━━ DATA FOR THIS TASK ━━

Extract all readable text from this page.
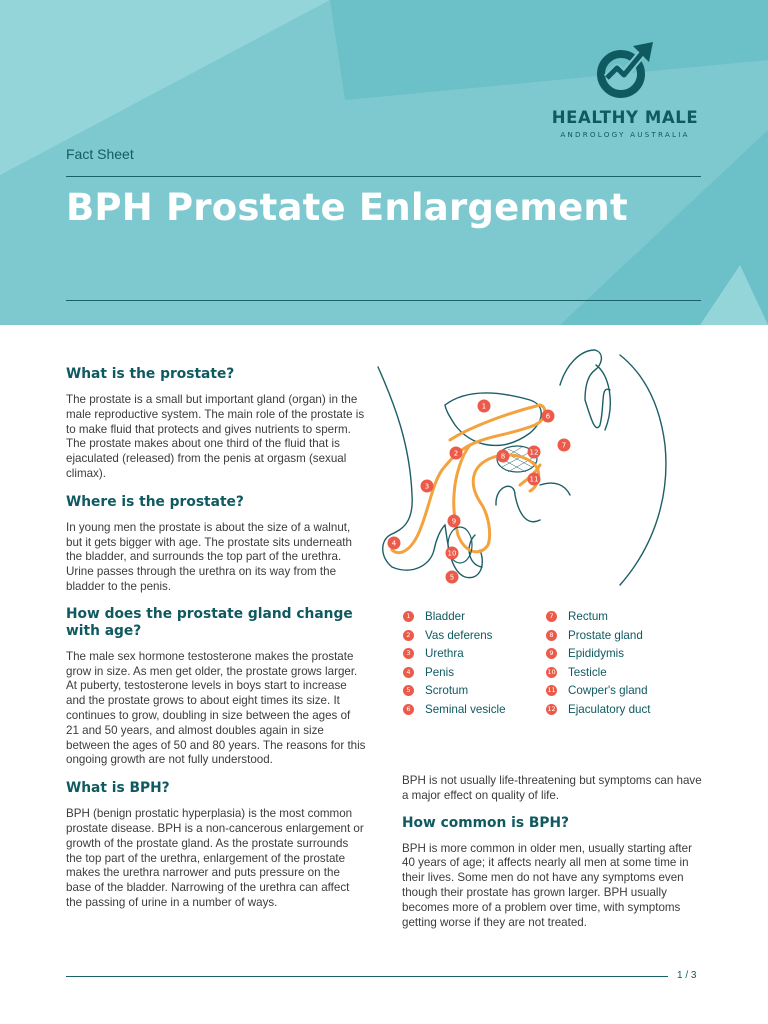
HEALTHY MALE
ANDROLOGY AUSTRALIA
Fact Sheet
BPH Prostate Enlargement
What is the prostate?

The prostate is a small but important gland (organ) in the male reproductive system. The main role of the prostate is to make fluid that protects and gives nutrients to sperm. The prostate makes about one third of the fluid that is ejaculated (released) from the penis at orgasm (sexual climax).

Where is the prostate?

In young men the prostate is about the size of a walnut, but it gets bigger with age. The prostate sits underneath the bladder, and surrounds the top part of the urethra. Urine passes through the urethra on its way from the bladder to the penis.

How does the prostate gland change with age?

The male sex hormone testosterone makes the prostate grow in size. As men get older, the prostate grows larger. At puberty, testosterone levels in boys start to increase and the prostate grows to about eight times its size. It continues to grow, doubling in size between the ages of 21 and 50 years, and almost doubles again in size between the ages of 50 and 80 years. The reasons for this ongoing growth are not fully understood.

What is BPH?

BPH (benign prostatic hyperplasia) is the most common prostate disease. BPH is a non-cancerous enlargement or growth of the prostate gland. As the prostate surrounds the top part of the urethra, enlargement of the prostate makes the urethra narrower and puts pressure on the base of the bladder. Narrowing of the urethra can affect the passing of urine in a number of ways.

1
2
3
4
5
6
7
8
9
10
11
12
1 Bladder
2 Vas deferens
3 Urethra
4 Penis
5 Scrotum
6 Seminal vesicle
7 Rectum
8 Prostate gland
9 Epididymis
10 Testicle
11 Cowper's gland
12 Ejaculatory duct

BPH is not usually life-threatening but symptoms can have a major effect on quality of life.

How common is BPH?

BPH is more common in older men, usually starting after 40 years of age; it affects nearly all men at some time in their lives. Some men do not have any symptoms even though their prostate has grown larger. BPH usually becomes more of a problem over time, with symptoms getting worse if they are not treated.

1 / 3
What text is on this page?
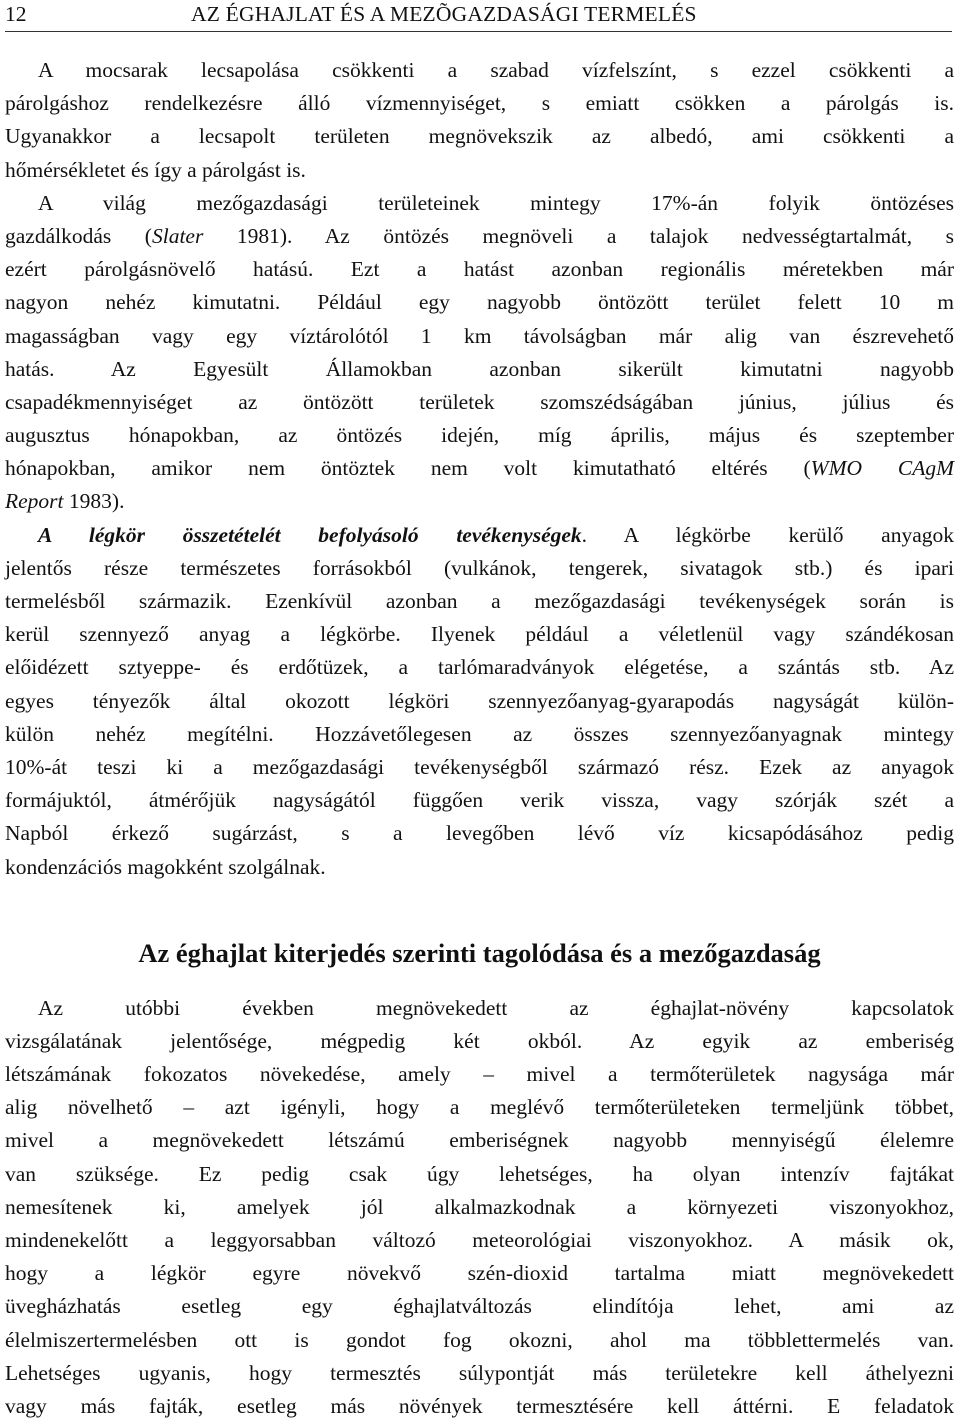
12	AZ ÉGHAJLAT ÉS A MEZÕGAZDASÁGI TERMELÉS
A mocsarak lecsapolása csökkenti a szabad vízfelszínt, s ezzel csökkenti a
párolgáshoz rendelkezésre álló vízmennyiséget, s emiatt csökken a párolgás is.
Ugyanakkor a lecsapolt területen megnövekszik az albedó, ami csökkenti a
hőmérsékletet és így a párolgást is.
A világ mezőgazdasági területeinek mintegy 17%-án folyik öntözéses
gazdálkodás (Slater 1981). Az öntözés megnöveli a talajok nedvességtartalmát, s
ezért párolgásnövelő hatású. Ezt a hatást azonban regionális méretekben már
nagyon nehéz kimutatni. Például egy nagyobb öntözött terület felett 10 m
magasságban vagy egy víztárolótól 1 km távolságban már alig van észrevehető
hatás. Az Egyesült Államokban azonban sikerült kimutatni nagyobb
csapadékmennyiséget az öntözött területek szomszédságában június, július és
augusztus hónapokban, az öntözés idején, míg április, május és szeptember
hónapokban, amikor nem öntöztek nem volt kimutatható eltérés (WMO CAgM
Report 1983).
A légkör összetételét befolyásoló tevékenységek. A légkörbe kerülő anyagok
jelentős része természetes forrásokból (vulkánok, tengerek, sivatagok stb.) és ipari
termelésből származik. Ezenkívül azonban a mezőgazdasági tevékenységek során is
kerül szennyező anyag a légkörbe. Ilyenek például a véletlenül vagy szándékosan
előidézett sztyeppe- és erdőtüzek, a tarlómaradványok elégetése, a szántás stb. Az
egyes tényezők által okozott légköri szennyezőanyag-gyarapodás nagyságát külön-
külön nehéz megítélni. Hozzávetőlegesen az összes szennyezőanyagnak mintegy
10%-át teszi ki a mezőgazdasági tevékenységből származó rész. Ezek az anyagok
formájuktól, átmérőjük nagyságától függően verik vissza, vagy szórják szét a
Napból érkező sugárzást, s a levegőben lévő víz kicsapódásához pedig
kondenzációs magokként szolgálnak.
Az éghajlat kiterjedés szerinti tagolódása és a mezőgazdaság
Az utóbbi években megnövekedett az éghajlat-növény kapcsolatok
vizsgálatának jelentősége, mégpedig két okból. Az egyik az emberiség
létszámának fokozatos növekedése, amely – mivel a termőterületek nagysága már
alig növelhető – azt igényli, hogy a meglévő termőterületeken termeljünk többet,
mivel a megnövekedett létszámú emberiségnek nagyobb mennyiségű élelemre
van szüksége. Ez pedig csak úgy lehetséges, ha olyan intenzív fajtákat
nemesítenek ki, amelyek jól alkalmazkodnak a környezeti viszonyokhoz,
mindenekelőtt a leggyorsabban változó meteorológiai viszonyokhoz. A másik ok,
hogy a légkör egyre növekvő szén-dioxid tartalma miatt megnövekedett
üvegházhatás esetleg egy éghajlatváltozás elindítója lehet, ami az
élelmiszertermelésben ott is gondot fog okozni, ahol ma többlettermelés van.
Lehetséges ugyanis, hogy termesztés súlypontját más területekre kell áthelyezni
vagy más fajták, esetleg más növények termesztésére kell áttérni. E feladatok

━━━
━━ DATA FOR THIS TASK ━━

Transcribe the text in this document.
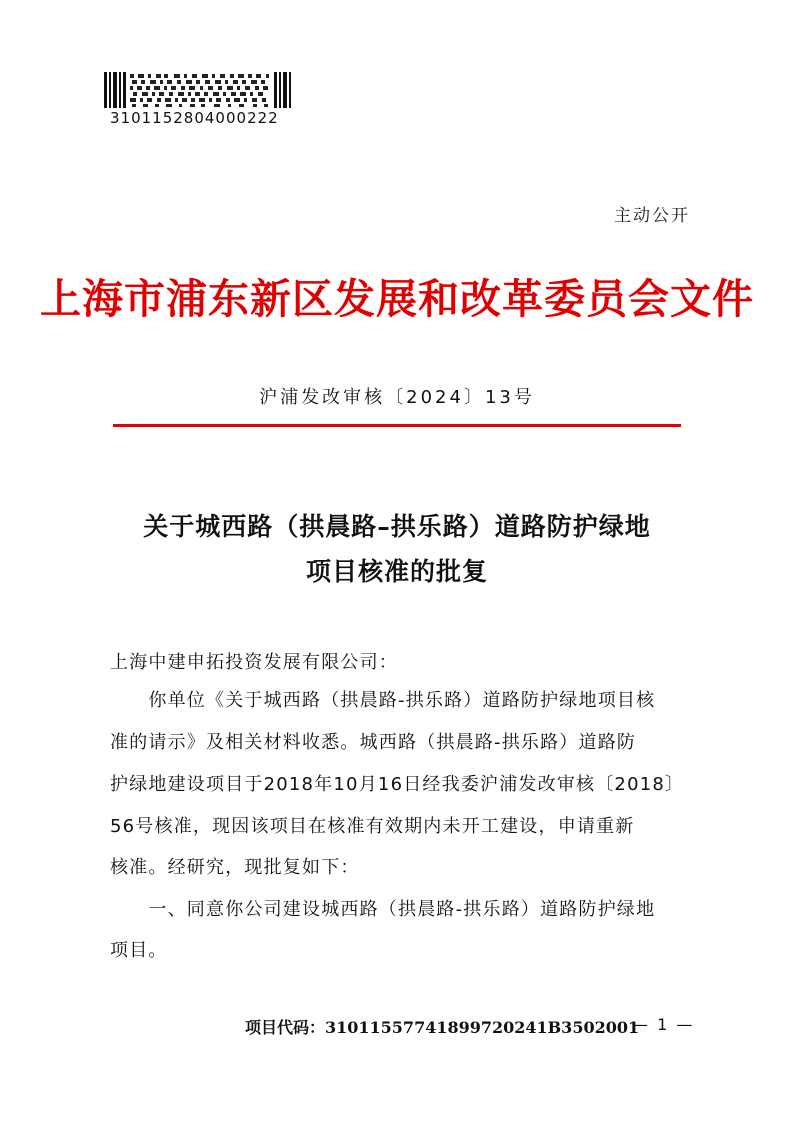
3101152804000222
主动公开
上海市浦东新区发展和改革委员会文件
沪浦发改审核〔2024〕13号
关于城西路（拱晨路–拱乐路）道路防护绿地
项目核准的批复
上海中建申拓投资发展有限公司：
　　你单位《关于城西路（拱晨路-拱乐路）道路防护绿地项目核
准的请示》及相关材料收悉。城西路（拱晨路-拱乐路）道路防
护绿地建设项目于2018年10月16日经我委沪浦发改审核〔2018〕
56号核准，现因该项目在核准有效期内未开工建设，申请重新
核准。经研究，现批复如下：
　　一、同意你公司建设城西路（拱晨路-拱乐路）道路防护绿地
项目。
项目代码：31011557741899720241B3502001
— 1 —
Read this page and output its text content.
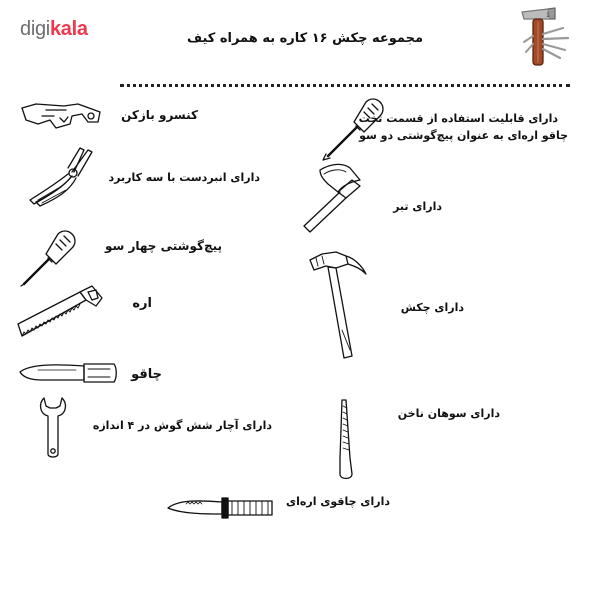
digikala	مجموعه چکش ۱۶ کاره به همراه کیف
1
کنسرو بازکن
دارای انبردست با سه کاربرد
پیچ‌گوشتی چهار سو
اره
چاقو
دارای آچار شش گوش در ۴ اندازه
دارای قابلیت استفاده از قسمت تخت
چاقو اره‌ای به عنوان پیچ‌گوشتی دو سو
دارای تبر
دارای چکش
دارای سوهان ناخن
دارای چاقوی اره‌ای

━━━

## PROBLEM DESCRIPTION
Across the records, how many lines contain "mivel"? Only the number should be given.

## FINAL ANSWER
2